> [EXERCISE PROMPT] Write each line out again exactly as written.
***** ENTRIES SUPPLIED *****
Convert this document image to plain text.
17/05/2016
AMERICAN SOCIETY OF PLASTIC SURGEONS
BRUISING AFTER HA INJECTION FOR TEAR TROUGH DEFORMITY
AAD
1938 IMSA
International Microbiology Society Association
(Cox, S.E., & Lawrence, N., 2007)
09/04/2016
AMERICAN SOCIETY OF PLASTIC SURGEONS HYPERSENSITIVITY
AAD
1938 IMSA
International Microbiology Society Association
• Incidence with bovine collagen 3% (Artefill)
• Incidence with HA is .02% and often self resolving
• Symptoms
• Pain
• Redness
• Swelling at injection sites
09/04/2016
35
*****
> [FULL ANSWER]
Convert this document image to plain text.
17/05/2016
AMERICAN SOCIETY OF PLASTIC SURGEONS
BRUISING AFTER HA INJECTION FOR TEAR TROUGH DEFORMITY
AAD
1938 IMSA
International Microbiology Society Association
(Cox, S.E., & Lawrence, N., 2007)
09/04/2016
AMERICAN SOCIETY OF PLASTIC SURGEONS HYPERSENSITIVITY
AAD
1938 IMSA
International Microbiology Society Association
• Incidence with bovine collagen 3% (Artefill)
• Incidence with HA is .02% and often self resolving
• Symptoms
• Pain
• Redness
• Swelling at injection sites
09/04/2016
35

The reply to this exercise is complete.